**Exercise brief:** Transcribe every line of the listing below word for word, keeping its characters and order unchanged.

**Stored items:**
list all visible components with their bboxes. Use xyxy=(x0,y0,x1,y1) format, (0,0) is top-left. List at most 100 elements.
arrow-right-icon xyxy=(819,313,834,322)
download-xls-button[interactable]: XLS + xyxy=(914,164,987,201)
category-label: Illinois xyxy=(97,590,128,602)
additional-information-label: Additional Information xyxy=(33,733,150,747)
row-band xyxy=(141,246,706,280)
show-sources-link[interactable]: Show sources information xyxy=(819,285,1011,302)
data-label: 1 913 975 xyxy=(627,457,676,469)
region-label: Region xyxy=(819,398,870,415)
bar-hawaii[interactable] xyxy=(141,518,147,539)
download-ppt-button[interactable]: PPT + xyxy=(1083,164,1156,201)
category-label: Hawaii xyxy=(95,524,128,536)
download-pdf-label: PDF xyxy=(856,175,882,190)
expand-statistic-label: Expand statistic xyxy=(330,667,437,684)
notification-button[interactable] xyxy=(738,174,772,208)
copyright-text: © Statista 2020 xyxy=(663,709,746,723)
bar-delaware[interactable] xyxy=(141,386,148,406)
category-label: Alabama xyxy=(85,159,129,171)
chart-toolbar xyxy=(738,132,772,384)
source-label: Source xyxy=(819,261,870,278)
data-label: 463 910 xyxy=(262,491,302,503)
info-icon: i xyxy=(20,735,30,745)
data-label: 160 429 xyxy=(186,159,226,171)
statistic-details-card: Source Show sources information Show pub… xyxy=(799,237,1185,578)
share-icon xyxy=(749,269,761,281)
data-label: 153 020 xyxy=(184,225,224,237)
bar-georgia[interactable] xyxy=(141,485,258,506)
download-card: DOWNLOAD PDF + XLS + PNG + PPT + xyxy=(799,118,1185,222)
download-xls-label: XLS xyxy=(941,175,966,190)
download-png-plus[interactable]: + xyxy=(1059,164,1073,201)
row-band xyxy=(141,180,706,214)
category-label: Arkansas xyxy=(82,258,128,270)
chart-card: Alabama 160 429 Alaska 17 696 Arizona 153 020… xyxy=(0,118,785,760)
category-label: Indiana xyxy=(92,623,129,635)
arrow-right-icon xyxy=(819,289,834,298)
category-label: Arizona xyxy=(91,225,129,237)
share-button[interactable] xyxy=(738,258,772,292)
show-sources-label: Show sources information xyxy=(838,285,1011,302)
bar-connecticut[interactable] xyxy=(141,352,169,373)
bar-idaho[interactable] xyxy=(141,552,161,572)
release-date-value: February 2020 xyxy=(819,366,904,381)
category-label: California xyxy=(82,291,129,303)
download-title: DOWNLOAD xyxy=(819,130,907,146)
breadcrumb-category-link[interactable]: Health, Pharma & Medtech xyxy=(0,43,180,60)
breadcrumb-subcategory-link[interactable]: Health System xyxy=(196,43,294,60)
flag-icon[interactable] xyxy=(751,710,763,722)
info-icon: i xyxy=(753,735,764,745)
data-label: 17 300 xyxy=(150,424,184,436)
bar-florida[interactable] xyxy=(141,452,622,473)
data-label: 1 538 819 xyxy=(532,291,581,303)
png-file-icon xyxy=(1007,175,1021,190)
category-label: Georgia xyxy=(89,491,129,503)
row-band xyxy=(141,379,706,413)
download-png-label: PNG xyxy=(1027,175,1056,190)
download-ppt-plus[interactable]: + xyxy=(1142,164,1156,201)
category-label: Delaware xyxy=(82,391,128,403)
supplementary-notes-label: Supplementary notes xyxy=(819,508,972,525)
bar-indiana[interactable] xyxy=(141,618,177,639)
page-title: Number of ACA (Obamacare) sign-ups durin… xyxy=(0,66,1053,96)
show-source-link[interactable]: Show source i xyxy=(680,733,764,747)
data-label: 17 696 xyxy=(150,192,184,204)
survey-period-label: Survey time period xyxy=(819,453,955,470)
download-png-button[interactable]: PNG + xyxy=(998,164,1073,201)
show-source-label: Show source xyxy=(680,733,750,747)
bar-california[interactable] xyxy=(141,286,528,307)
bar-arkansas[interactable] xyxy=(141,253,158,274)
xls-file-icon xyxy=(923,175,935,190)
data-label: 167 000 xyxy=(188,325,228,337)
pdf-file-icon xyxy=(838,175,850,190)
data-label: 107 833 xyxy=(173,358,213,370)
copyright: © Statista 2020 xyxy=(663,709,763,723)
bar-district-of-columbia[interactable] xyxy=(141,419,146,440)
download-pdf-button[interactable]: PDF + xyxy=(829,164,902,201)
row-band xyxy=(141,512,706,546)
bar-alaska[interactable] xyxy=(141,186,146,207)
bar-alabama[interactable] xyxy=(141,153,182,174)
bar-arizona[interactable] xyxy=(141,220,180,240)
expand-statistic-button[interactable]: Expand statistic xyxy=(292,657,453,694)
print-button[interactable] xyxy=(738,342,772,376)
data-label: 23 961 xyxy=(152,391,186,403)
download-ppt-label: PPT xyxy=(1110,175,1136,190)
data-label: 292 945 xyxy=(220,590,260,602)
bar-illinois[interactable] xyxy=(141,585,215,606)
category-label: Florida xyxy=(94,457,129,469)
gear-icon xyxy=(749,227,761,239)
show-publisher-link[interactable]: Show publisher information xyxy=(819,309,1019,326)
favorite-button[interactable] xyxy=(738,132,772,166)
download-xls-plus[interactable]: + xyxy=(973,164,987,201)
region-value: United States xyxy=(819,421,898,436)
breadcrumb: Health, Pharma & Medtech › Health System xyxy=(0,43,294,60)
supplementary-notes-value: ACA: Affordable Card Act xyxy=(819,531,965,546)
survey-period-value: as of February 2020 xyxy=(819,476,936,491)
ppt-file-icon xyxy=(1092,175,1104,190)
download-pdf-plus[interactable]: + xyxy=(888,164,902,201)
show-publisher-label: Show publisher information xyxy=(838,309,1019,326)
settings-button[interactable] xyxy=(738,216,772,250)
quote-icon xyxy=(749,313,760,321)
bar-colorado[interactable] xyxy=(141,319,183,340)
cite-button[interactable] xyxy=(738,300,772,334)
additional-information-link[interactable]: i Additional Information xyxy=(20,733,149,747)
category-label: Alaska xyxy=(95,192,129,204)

**Written solution:**
list all visible components with their bboxes. Use xyxy=(x0,y0,x1,y1) format, (0,0) is top-left. List at most 100 elements.
arrow-right-icon xyxy=(819,313,834,322)
download-xls-button[interactable]: XLS + xyxy=(914,164,987,201)
category-label: Illinois xyxy=(97,590,128,602)
additional-information-label: Additional Information xyxy=(33,733,150,747)
row-band xyxy=(141,246,706,280)
show-sources-link[interactable]: Show sources information xyxy=(819,285,1011,302)
data-label: 1 913 975 xyxy=(627,457,676,469)
region-label: Region xyxy=(819,398,870,415)
bar-hawaii[interactable] xyxy=(141,518,147,539)
download-ppt-button[interactable]: PPT + xyxy=(1083,164,1156,201)
category-label: Hawaii xyxy=(95,524,128,536)
download-pdf-label: PDF xyxy=(856,175,882,190)
expand-statistic-label: Expand statistic xyxy=(330,667,437,684)
notification-button[interactable] xyxy=(738,174,772,208)
copyright-text: © Statista 2020 xyxy=(663,709,746,723)
bar-delaware[interactable] xyxy=(141,386,148,406)
category-label: Alabama xyxy=(85,159,129,171)
chart-toolbar xyxy=(738,132,772,384)
source-label: Source xyxy=(819,261,870,278)
data-label: 463 910 xyxy=(262,491,302,503)
info-icon: i xyxy=(20,735,30,745)
data-label: 160 429 xyxy=(186,159,226,171)
statistic-details-card: Source Show sources information Show pub… xyxy=(799,237,1185,578)
share-icon xyxy=(749,269,761,281)
data-label: 153 020 xyxy=(184,225,224,237)
bar-georgia[interactable] xyxy=(141,485,258,506)
download-card: DOWNLOAD PDF + XLS + PNG + PPT + xyxy=(799,118,1185,222)
download-xls-label: XLS xyxy=(941,175,966,190)
download-png-plus[interactable]: + xyxy=(1059,164,1073,201)
row-band xyxy=(141,180,706,214)
category-label: Arkansas xyxy=(82,258,128,270)
chart-card: Alabama 160 429 Alaska 17 696 Arizona 153 020… xyxy=(0,118,785,760)
category-label: Indiana xyxy=(92,623,129,635)
arrow-right-icon xyxy=(819,289,834,298)
category-label: Arizona xyxy=(91,225,129,237)
share-button[interactable] xyxy=(738,258,772,292)
show-sources-label: Show sources information xyxy=(838,285,1011,302)
bar-connecticut[interactable] xyxy=(141,352,169,373)
bar-idaho[interactable] xyxy=(141,552,161,572)
release-date-value: February 2020 xyxy=(819,366,904,381)
category-label: California xyxy=(82,291,129,303)
download-title: DOWNLOAD xyxy=(819,130,907,146)
breadcrumb-category-link[interactable]: Health, Pharma & Medtech xyxy=(0,43,180,60)
breadcrumb-subcategory-link[interactable]: Health System xyxy=(196,43,294,60)
flag-icon[interactable] xyxy=(751,710,763,722)
info-icon: i xyxy=(753,735,764,745)
data-label: 17 300 xyxy=(150,424,184,436)
bar-florida[interactable] xyxy=(141,452,622,473)
data-label: 1 538 819 xyxy=(532,291,581,303)
png-file-icon xyxy=(1007,175,1021,190)
category-label: Georgia xyxy=(89,491,129,503)
row-band xyxy=(141,379,706,413)
download-png-label: PNG xyxy=(1027,175,1056,190)
download-ppt-plus[interactable]: + xyxy=(1142,164,1156,201)
category-label: Delaware xyxy=(82,391,128,403)
supplementary-notes-label: Supplementary notes xyxy=(819,508,972,525)
bar-indiana[interactable] xyxy=(141,618,177,639)
page-title: Number of ACA (Obamacare) sign-ups durin… xyxy=(0,66,1053,96)
show-source-link[interactable]: Show source i xyxy=(680,733,764,747)
data-label: 17 696 xyxy=(150,192,184,204)
survey-period-label: Survey time period xyxy=(819,453,955,470)
download-png-button[interactable]: PNG + xyxy=(998,164,1073,201)
show-source-label: Show source xyxy=(680,733,750,747)
bar-california[interactable] xyxy=(141,286,528,307)
bar-arkansas[interactable] xyxy=(141,253,158,274)
xls-file-icon xyxy=(923,175,935,190)
data-label: 167 000 xyxy=(188,325,228,337)
pdf-file-icon xyxy=(838,175,850,190)
data-label: 107 833 xyxy=(173,358,213,370)
copyright: © Statista 2020 xyxy=(663,709,763,723)
bar-district-of-columbia[interactable] xyxy=(141,419,146,440)
download-pdf-button[interactable]: PDF + xyxy=(829,164,902,201)
row-band xyxy=(141,512,706,546)
bar-alaska[interactable] xyxy=(141,186,146,207)
bar-alabama[interactable] xyxy=(141,153,182,174)
bar-arizona[interactable] xyxy=(141,220,180,240)
expand-statistic-button[interactable]: Expand statistic xyxy=(292,657,453,694)
print-button[interactable] xyxy=(738,342,772,376)
data-label: 23 961 xyxy=(152,391,186,403)
download-ppt-label: PPT xyxy=(1110,175,1136,190)
data-label: 292 945 xyxy=(220,590,260,602)
bar-illinois[interactable] xyxy=(141,585,215,606)
category-label: Florida xyxy=(94,457,129,469)
gear-icon xyxy=(749,227,761,239)
show-publisher-link[interactable]: Show publisher information xyxy=(819,309,1019,326)
favorite-button[interactable] xyxy=(738,132,772,166)
download-xls-plus[interactable]: + xyxy=(973,164,987,201)
region-value: United States xyxy=(819,421,898,436)
breadcrumb: Health, Pharma & Medtech › Health System xyxy=(0,43,294,60)
supplementary-notes-value: ACA: Affordable Card Act xyxy=(819,531,965,546)
survey-period-value: as of February 2020 xyxy=(819,476,936,491)
ppt-file-icon xyxy=(1092,175,1104,190)
download-pdf-plus[interactable]: + xyxy=(888,164,902,201)
show-publisher-label: Show publisher information xyxy=(838,309,1019,326)
settings-button[interactable] xyxy=(738,216,772,250)
quote-icon xyxy=(749,313,760,321)
bar-colorado[interactable] xyxy=(141,319,183,340)
cite-button[interactable] xyxy=(738,300,772,334)
additional-information-link[interactable]: i Additional Information xyxy=(20,733,149,747)
category-label: Alaska xyxy=(95,192,129,204)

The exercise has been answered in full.